Copy each line of the data below with the word "name".

# [Saved entries]
━━━

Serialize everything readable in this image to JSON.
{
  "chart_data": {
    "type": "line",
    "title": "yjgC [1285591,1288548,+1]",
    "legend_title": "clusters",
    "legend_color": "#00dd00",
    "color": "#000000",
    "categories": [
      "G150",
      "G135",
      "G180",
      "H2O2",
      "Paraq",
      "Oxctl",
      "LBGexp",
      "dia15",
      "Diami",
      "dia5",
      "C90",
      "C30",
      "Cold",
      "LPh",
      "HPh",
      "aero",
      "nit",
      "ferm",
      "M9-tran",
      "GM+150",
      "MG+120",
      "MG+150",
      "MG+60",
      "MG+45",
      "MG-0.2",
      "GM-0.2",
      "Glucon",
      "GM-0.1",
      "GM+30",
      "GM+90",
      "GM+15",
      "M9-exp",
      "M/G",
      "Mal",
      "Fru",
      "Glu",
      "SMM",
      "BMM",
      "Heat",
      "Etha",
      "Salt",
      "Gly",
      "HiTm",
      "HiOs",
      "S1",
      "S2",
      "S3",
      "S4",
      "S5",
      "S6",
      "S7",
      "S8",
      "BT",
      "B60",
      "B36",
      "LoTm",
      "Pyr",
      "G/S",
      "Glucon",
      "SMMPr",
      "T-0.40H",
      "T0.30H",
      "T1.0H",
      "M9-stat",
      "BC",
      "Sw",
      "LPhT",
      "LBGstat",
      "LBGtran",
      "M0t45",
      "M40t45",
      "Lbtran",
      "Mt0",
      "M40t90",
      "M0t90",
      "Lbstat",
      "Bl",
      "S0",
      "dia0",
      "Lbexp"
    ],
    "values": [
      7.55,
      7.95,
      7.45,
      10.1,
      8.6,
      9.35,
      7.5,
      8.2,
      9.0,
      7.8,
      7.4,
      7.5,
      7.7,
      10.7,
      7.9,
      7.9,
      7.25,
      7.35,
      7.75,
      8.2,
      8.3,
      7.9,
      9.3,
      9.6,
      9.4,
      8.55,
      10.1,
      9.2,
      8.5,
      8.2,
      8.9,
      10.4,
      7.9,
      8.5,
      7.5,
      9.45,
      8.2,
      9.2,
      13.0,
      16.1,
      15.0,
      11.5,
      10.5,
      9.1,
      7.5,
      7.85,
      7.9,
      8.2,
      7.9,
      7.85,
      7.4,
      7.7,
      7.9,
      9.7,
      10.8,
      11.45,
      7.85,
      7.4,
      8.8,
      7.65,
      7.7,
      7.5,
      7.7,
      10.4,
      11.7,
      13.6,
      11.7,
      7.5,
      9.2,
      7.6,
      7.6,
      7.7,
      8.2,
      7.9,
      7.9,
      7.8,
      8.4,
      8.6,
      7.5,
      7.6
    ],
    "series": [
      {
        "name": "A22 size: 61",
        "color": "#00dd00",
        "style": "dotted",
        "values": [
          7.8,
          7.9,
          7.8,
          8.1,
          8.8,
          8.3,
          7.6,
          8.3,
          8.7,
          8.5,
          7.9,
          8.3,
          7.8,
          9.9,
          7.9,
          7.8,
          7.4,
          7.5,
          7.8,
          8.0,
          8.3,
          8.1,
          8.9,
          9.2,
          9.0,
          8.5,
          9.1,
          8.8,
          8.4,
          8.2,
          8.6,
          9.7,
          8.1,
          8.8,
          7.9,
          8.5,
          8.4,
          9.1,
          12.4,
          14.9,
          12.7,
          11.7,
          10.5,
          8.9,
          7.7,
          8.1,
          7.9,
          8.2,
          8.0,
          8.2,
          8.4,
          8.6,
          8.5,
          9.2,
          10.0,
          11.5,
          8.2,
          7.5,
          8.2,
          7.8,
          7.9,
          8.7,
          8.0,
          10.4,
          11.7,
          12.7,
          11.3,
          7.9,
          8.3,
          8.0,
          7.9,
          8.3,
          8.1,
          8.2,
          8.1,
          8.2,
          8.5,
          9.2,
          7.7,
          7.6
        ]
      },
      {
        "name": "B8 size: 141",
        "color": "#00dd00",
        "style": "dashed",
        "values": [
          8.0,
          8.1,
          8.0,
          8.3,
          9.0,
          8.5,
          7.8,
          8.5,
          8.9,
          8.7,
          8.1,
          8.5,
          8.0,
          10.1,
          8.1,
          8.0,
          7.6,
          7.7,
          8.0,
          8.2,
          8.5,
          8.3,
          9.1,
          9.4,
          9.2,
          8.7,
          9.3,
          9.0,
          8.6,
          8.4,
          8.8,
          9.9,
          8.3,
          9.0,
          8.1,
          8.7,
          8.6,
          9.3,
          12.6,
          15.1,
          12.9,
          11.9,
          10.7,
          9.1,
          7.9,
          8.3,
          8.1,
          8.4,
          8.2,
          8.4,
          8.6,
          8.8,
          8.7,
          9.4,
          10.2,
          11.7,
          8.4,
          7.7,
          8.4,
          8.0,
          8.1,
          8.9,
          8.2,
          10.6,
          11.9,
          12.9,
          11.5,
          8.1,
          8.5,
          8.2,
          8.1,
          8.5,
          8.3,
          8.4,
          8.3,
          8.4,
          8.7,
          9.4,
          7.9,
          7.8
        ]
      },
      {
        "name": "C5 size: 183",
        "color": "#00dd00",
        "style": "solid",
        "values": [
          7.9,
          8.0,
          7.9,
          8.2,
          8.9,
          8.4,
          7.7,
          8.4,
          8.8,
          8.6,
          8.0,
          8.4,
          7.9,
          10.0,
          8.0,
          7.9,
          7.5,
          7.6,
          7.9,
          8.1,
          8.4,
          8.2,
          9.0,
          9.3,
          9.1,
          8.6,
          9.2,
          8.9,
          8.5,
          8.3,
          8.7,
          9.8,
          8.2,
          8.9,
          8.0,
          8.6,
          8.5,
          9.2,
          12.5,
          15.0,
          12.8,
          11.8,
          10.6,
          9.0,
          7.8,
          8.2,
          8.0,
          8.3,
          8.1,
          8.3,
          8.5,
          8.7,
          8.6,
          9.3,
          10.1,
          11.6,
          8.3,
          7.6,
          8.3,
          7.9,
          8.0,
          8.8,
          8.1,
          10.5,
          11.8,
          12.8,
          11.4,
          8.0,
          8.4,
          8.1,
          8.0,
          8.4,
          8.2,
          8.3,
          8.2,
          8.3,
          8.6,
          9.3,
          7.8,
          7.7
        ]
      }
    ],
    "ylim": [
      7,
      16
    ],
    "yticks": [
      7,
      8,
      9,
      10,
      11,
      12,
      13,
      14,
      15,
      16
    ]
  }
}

━━━

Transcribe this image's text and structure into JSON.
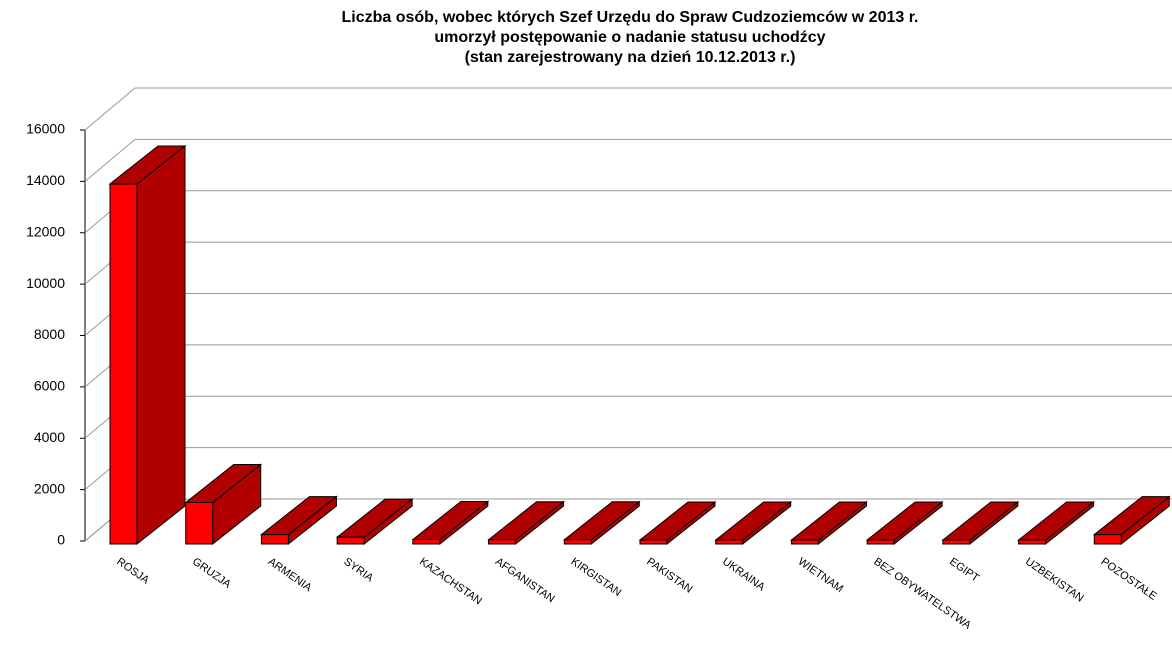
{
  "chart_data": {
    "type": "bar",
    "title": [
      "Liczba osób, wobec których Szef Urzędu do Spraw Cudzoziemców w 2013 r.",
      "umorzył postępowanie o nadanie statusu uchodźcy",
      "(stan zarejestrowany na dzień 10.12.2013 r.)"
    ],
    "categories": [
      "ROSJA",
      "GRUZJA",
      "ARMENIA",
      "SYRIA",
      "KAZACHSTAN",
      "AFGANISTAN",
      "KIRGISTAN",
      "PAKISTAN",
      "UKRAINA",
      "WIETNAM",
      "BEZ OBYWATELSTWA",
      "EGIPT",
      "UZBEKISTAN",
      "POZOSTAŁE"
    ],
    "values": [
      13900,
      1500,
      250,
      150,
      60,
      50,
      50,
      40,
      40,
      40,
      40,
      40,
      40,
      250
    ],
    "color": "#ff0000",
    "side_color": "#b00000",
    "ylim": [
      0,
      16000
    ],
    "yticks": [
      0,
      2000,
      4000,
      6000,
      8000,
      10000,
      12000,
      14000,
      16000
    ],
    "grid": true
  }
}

━━━

# [Finished exercise]
        "name": "A22 size: 61",
        "name": "B8 size: 141",
        "name": "C5 size: 183",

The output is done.